In the listing below, find every line containing "this" and copy it out.

-=-=-=-=-

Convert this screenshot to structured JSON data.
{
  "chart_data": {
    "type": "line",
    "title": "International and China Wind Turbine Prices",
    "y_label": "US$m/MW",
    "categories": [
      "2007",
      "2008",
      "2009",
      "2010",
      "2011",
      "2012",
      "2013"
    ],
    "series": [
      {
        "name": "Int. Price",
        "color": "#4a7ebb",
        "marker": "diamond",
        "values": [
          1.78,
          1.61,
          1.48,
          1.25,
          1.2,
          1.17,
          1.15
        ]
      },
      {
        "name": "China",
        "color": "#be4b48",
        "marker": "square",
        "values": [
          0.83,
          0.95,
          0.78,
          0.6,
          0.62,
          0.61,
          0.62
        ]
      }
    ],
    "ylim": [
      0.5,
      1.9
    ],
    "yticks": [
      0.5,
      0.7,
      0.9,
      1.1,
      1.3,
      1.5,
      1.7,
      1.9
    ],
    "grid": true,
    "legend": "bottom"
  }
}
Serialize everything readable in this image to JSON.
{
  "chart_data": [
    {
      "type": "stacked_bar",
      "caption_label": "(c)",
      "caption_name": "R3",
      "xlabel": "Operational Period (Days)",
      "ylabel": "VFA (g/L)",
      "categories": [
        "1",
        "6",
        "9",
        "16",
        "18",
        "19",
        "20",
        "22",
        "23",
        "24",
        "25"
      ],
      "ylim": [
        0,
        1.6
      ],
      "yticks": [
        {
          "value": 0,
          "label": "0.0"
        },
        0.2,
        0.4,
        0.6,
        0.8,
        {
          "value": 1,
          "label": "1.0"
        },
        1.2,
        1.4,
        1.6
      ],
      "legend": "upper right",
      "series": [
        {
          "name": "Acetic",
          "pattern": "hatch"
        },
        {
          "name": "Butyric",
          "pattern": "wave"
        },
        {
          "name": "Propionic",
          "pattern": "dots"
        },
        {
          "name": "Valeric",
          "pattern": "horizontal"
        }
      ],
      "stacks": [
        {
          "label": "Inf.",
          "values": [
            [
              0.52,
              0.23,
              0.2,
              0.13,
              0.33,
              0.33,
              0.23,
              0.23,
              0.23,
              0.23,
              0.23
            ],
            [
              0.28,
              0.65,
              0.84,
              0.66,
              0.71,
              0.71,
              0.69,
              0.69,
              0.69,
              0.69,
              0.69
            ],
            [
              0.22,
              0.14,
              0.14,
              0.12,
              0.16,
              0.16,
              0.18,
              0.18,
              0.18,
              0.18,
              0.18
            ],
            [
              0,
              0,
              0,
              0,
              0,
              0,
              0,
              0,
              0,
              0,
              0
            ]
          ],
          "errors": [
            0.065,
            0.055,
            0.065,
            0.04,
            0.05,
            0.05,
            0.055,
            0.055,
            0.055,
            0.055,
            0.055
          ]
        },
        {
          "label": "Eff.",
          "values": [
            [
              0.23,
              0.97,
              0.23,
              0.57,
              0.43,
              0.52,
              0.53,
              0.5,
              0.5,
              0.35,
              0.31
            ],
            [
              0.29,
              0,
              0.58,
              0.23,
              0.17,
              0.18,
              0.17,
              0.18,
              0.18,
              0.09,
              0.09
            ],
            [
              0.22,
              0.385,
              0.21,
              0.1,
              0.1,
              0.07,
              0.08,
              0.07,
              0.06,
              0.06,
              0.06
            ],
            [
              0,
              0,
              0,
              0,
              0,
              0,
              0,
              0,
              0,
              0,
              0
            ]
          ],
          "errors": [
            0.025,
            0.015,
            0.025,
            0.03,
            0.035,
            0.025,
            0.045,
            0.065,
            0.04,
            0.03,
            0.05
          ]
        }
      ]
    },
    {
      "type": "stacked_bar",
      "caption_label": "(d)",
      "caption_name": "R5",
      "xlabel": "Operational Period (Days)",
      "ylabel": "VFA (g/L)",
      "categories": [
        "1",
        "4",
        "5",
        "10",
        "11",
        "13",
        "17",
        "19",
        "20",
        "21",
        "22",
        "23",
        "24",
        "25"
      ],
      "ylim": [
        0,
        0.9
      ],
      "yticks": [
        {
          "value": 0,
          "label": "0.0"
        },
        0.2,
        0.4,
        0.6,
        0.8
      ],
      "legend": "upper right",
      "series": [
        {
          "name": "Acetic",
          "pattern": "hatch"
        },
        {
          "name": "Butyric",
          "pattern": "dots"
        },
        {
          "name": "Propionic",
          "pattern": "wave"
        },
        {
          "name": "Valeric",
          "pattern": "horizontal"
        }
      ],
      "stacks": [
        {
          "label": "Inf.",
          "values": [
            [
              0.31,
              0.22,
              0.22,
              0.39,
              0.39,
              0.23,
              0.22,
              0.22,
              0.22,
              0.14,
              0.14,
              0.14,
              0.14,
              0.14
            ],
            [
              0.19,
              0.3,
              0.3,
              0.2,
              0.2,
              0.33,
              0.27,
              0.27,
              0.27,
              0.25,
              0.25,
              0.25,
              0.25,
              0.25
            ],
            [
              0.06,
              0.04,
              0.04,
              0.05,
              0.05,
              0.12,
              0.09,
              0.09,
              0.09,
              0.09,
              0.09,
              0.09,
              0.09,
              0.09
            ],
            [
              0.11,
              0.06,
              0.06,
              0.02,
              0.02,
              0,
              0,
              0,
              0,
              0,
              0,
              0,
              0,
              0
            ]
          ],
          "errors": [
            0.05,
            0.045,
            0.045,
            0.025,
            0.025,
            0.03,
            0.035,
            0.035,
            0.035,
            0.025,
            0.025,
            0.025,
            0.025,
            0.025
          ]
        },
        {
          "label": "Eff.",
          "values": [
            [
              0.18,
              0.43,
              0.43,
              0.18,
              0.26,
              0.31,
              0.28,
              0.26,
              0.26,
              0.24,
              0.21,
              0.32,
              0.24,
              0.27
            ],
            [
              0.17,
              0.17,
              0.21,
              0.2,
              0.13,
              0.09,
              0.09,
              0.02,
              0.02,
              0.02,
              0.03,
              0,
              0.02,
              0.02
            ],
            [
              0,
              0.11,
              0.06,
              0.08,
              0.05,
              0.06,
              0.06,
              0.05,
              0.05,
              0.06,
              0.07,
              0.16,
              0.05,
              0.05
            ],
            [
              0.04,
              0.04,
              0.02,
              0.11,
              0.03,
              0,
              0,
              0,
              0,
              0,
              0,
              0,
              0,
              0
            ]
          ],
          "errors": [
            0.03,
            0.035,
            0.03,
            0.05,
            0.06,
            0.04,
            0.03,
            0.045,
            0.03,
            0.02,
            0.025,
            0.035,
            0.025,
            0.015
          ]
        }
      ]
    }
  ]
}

-=-=-=-=-

[Result of the exercise]
Convert this screenshot to structured JSON data.
Serialize everything readable in this image to JSON.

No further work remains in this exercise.